* Work required *
Your answer should be the full set of records, printed exactly as they stand.
Records for the exercise Start Marker
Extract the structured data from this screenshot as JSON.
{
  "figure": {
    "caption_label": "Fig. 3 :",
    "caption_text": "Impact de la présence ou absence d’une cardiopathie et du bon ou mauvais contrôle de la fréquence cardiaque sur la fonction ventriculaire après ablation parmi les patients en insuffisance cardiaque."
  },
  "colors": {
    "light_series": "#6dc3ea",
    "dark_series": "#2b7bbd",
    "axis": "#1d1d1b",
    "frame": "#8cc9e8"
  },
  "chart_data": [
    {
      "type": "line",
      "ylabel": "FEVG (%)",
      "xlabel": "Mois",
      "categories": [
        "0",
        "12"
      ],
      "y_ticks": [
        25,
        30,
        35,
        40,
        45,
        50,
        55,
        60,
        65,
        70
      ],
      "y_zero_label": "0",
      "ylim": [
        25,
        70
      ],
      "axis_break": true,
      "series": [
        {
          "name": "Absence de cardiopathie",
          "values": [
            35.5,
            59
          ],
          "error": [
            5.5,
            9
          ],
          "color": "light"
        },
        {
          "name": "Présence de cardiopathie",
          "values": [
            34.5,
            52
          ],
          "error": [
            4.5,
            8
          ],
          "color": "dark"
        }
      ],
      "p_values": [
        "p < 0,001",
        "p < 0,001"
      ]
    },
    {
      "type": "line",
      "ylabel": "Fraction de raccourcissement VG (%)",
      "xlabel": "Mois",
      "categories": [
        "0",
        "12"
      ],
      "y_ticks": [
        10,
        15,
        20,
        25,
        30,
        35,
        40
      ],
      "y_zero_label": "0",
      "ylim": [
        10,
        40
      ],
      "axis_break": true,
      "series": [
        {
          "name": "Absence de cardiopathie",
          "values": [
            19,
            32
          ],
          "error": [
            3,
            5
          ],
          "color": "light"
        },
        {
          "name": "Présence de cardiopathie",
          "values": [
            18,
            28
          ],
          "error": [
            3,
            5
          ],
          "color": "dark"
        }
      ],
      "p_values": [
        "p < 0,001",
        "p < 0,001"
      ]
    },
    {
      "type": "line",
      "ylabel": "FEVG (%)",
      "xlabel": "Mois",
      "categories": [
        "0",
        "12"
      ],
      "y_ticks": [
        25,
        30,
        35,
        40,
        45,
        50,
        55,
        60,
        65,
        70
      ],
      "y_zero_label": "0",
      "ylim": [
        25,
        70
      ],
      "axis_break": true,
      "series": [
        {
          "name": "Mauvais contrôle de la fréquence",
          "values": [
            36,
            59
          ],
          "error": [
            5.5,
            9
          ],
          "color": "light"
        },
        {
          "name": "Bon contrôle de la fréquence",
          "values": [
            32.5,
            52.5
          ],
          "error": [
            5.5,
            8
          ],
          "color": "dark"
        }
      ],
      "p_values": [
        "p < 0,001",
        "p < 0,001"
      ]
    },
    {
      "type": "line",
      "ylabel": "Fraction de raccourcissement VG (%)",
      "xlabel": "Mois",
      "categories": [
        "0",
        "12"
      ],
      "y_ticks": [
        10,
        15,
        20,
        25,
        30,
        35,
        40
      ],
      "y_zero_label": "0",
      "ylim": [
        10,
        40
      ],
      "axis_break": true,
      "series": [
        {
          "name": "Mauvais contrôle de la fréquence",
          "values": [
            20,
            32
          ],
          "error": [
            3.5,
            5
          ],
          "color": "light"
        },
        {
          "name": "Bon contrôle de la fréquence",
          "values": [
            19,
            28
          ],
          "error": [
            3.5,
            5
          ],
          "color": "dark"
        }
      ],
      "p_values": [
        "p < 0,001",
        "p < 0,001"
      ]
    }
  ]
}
Records for the exercise End Marker
* Result *
Extract the structured data from this screenshot as JSON.
{
  "figure": {
    "caption_label": "Fig. 3 :",
    "caption_text": "Impact de la présence ou absence d’une cardiopathie et du bon ou mauvais contrôle de la fréquence cardiaque sur la fonction ventriculaire après ablation parmi les patients en insuffisance cardiaque."
  },
  "colors": {
    "light_series": "#6dc3ea",
    "dark_series": "#2b7bbd",
    "axis": "#1d1d1b",
    "frame": "#8cc9e8"
  },
  "chart_data": [
    {
      "type": "line",
      "ylabel": "FEVG (%)",
      "xlabel": "Mois",
      "categories": [
        "0",
        "12"
      ],
      "y_ticks": [
        25,
        30,
        35,
        40,
        45,
        50,
        55,
        60,
        65,
        70
      ],
      "y_zero_label": "0",
      "ylim": [
        25,
        70
      ],
      "axis_break": true,
      "series": [
        {
          "name": "Absence de cardiopathie",
          "values": [
            35.5,
            59
          ],
          "error": [
            5.5,
            9
          ],
          "color": "light"
        },
        {
          "name": "Présence de cardiopathie",
          "values": [
            34.5,
            52
          ],
          "error": [
            4.5,
            8
          ],
          "color": "dark"
        }
      ],
      "p_values": [
        "p < 0,001",
        "p < 0,001"
      ]
    },
    {
      "type": "line",
      "ylabel": "Fraction de raccourcissement VG (%)",
      "xlabel": "Mois",
      "categories": [
        "0",
        "12"
      ],
      "y_ticks": [
        10,
        15,
        20,
        25,
        30,
        35,
        40
      ],
      "y_zero_label": "0",
      "ylim": [
        10,
        40
      ],
      "axis_break": true,
      "series": [
        {
          "name": "Absence de cardiopathie",
          "values": [
            19,
            32
          ],
          "error": [
            3,
            5
          ],
          "color": "light"
        },
        {
          "name": "Présence de cardiopathie",
          "values": [
            18,
            28
          ],
          "error": [
            3,
            5
          ],
          "color": "dark"
        }
      ],
      "p_values": [
        "p < 0,001",
        "p < 0,001"
      ]
    },
    {
      "type": "line",
      "ylabel": "FEVG (%)",
      "xlabel": "Mois",
      "categories": [
        "0",
        "12"
      ],
      "y_ticks": [
        25,
        30,
        35,
        40,
        45,
        50,
        55,
        60,
        65,
        70
      ],
      "y_zero_label": "0",
      "ylim": [
        25,
        70
      ],
      "axis_break": true,
      "series": [
        {
          "name": "Mauvais contrôle de la fréquence",
          "values": [
            36,
            59
          ],
          "error": [
            5.5,
            9
          ],
          "color": "light"
        },
        {
          "name": "Bon contrôle de la fréquence",
          "values": [
            32.5,
            52.5
          ],
          "error": [
            5.5,
            8
          ],
          "color": "dark"
        }
      ],
      "p_values": [
        "p < 0,001",
        "p < 0,001"
      ]
    },
    {
      "type": "line",
      "ylabel": "Fraction de raccourcissement VG (%)",
      "xlabel": "Mois",
      "categories": [
        "0",
        "12"
      ],
      "y_ticks": [
        10,
        15,
        20,
        25,
        30,
        35,
        40
      ],
      "y_zero_label": "0",
      "ylim": [
        10,
        40
      ],
      "axis_break": true,
      "series": [
        {
          "name": "Mauvais contrôle de la fréquence",
          "values": [
            20,
            32
          ],
          "error": [
            3.5,
            5
          ],
          "color": "light"
        },
        {
          "name": "Bon contrôle de la fréquence",
          "values": [
            19,
            28
          ],
          "error": [
            3.5,
            5
          ],
          "color": "dark"
        }
      ],
      "p_values": [
        "p < 0,001",
        "p < 0,001"
      ]
    }
  ]
}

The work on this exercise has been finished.